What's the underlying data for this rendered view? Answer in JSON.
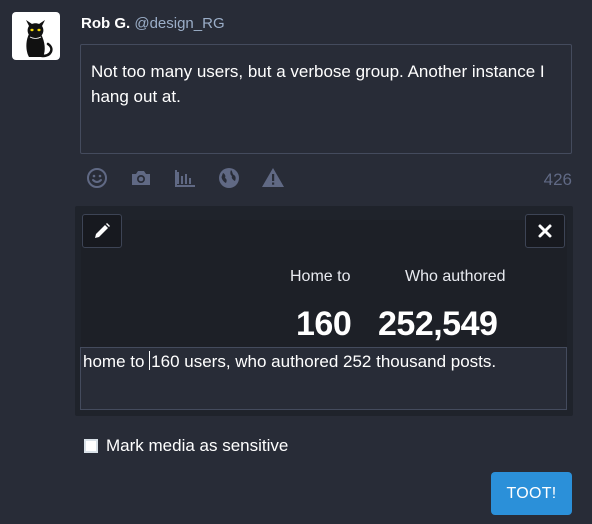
{
  "user": {
    "display_name": "Rob G.",
    "acct": "@design_RG",
    "avatar_icon": "black-cat-avatar"
  },
  "compose": {
    "text": "Not too many users, but a verbose group. Another instance I hang out at.",
    "char_counter": "426"
  },
  "toolbar": {
    "icons": [
      "emoji-icon",
      "camera-icon",
      "poll-icon",
      "globe-icon",
      "warning-icon"
    ]
  },
  "media": {
    "image": {
      "labels": [
        "Home to",
        "Who authored"
      ],
      "numbers": [
        "160",
        "252,549"
      ]
    },
    "edit_icon": "pencil-icon",
    "remove_icon": "close-icon",
    "description_before_caret": "home to ",
    "description_after_caret": "160 users, who authored 252 thousand posts."
  },
  "sensitive": {
    "label": "Mark media as sensitive",
    "checked": false
  },
  "submit": {
    "label": "TOOT!"
  },
  "colors": {
    "background": "#282c37",
    "accent": "#2b90d9",
    "muted": "#606984",
    "secondary": "#9baec8"
  }
}
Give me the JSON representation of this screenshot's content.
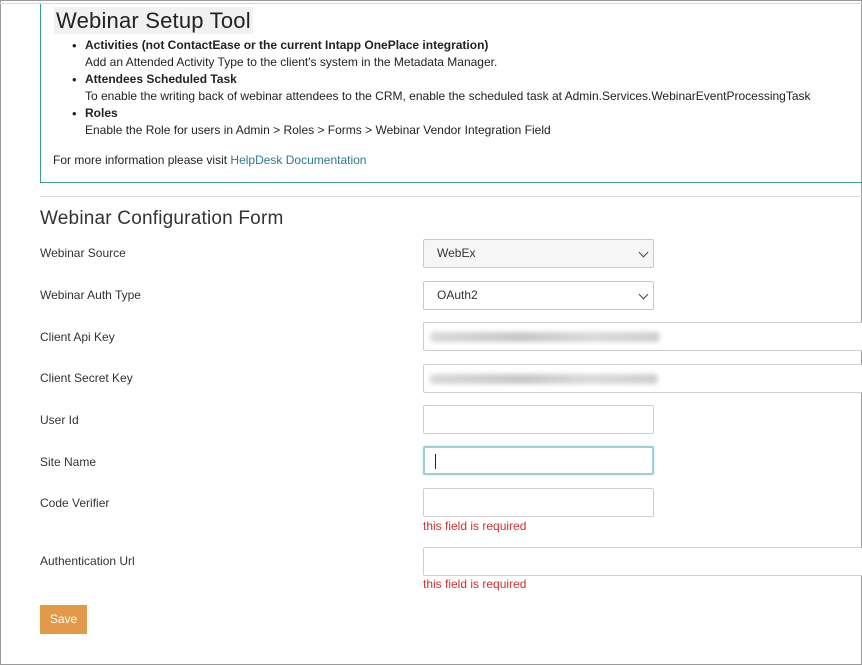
{
  "setup": {
    "title": "Webinar Setup Tool",
    "items": [
      {
        "heading": "Activities (not ContactEase or the current Intapp OnePlace integration)",
        "text": "Add an Attended Activity Type to the client's system in the Metadata Manager."
      },
      {
        "heading": "Attendees Scheduled Task",
        "text": "To enable the writing back of webinar attendees to the CRM, enable the scheduled task at Admin.Services.WebinarEventProcessingTask"
      },
      {
        "heading": "Roles",
        "text": "Enable the Role for users in Admin > Roles > Forms > Webinar Vendor Integration Field"
      }
    ],
    "more_info_prefix": "For more information please visit ",
    "more_info_link": "HelpDesk Documentation"
  },
  "form": {
    "title": "Webinar Configuration Form",
    "webinar_source_label": "Webinar Source",
    "webinar_source_value": "WebEx",
    "auth_type_label": "Webinar Auth Type",
    "auth_type_value": "OAuth2",
    "client_api_key_label": "Client Api Key",
    "client_secret_key_label": "Client Secret Key",
    "user_id_label": "User Id",
    "site_name_label": "Site Name",
    "code_verifier_label": "Code Verifier",
    "code_verifier_error": "this field is required",
    "auth_url_label": "Authentication Url",
    "auth_url_error": "this field is required",
    "save_label": "Save"
  }
}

================

§ Task to complete
Give only the number of lines in the records that contain the string "required".

§ Task result
2